- _Texto de leitura_
★ ★ ★ ★ ★

Resumo
Supostamente batizado de “P50”, o hipercarro ultrassecreto seria o primeiro modelo de produção manual da marca desde o lendário F1.
A produção deve ser limitada a menos de 100 unidades, com preço acima dos US$ 2,1 milhões do McLaren W1.
Rumores indicam que o veículo fará sua estreia em 14 de agosto, no The Quail, durante a Monterey Car Week.
Relatos não confirmados indicam que a McLaren está desenvolvendo um novo supercarro topo de linha com câmbio manual, voltado a puristas em busca de uma experiência de condução analógica. Conhecido internamente como P50, o projeto pode ser revelado no The Quail, durante a Monterey Car Week, no mês que vem. Se as especulações se confirmarem, o modelo marcará um momento significativo para a fabricante britânica. Será o primeiro carro de produção da marca com três pedais desde o fim da produção do F1, em 1998. O lançamento representaria uma mudança marcante em relação ao foco recente da empresa em transmissões de dupla embreagem e na ampla integração de sistemas híbridos.

★ ★ ★ ★ ★

- _Dados fornecidos_

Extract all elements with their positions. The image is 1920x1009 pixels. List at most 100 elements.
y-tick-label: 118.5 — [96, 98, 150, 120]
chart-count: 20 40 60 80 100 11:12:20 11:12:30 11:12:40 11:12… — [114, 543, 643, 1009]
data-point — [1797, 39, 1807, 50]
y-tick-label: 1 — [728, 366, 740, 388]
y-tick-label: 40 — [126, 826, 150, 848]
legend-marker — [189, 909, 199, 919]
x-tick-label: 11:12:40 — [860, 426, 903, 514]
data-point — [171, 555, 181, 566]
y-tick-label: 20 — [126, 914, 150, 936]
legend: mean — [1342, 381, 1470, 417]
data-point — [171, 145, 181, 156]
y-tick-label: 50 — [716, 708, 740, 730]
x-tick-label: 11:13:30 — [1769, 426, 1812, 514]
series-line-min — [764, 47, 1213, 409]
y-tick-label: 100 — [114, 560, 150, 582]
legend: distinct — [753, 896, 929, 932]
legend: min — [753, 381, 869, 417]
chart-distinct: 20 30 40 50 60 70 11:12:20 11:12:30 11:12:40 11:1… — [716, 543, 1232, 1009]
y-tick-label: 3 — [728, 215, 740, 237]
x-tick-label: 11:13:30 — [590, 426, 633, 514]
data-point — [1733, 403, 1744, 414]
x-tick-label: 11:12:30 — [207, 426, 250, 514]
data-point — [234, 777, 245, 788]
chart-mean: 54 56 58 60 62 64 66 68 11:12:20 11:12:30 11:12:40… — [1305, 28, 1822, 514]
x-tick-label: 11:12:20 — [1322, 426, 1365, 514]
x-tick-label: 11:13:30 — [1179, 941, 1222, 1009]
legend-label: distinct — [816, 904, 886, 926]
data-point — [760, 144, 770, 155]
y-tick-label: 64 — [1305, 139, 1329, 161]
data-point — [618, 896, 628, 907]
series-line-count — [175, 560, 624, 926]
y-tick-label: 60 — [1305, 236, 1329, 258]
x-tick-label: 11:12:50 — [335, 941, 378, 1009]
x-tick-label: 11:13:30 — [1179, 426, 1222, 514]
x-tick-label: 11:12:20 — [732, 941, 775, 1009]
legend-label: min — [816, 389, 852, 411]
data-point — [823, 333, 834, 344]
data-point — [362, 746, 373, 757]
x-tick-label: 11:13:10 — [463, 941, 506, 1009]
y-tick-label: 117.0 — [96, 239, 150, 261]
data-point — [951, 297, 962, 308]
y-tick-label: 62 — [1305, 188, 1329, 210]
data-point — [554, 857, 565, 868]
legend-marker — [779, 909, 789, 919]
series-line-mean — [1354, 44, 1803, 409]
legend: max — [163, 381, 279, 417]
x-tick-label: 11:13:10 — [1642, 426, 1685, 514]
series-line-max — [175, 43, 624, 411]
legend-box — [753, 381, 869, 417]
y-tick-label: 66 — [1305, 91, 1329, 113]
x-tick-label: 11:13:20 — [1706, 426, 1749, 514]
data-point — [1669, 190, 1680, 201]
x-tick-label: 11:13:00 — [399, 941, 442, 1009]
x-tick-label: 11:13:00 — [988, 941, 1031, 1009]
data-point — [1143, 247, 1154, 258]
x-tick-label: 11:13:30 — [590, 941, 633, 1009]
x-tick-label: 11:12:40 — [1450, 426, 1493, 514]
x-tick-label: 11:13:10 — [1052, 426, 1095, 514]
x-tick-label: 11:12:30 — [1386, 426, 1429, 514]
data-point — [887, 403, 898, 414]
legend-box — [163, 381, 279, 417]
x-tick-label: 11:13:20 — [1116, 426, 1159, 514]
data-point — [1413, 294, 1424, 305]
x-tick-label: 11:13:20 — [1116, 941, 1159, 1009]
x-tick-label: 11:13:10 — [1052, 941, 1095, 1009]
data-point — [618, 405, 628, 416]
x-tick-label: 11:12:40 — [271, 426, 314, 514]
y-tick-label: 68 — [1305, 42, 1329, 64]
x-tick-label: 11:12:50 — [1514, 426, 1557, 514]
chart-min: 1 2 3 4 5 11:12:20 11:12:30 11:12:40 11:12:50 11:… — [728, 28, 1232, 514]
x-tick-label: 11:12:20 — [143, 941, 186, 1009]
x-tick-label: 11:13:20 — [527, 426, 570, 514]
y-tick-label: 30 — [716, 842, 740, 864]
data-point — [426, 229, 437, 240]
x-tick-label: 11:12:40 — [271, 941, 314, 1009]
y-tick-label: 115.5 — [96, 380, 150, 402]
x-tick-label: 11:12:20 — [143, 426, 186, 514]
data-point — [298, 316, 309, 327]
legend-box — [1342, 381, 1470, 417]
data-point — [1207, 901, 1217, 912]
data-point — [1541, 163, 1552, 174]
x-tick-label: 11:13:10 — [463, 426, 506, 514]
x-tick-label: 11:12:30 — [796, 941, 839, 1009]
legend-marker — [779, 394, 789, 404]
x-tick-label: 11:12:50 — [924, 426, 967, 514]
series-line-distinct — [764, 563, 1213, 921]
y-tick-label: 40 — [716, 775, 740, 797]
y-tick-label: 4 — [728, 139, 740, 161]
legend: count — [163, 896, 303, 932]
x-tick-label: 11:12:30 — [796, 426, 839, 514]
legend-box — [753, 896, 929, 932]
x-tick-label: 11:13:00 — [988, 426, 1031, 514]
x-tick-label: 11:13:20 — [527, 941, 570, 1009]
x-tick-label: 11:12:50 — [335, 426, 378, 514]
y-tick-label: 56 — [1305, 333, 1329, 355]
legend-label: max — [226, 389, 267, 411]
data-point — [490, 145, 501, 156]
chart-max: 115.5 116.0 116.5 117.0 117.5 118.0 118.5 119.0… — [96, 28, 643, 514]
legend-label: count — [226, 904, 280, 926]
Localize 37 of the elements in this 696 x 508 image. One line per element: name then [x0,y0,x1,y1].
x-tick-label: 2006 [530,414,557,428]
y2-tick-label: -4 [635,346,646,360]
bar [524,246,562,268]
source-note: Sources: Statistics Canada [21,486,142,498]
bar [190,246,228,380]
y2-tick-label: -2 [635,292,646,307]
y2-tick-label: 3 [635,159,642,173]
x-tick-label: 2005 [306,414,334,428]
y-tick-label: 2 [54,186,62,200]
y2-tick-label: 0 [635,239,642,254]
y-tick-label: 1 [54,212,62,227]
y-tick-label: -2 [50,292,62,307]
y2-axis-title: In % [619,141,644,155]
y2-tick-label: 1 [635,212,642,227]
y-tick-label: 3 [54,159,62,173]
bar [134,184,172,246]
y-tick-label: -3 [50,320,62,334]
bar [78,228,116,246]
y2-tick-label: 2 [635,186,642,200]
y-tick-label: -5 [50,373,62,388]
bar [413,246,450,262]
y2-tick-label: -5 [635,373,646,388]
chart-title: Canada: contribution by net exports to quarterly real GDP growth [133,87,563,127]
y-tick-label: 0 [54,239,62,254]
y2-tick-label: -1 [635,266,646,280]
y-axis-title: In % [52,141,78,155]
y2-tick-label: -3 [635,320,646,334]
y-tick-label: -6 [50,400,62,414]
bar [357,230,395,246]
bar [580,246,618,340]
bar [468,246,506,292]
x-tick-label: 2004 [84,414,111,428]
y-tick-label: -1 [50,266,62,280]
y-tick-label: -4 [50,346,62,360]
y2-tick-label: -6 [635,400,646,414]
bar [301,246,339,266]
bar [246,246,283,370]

★ ★ ★ ★ ★

Reproduza sem nenhuma alteração o trecho do texto sobre o hipercarro da McLaren que vai de "A produção deve" a "de sistemas híbridos.".

A produção deve ser limitada a menos de 100 unidades, com preço acima dos US$ 2,1 milhões do McLaren W1.
Rumores indicam que o veículo fará sua estreia em 14 de agosto, no The Quail, durante a Monterey Car Week.
Relatos não confirmados indicam que a McLaren está desenvolvendo um novo supercarro topo de linha com câmbio manual, voltado a puristas em busca de uma experiência de condução analógica. Conhecido internamente como P50, o projeto pode ser revelado no The Quail, durante a Monterey Car Week, no mês que vem. Se as especulações se confirmarem, o modelo marcará um momento significativo para a fabricante britânica. Será o primeiro carro de produção da marca com três pedais desde o fim da produção do F1, em 1998. O lançamento representaria uma mudança marcante em relação ao foco recente da empresa em transmissões de dupla embreagem e na ampla integração de sistemas híbridos.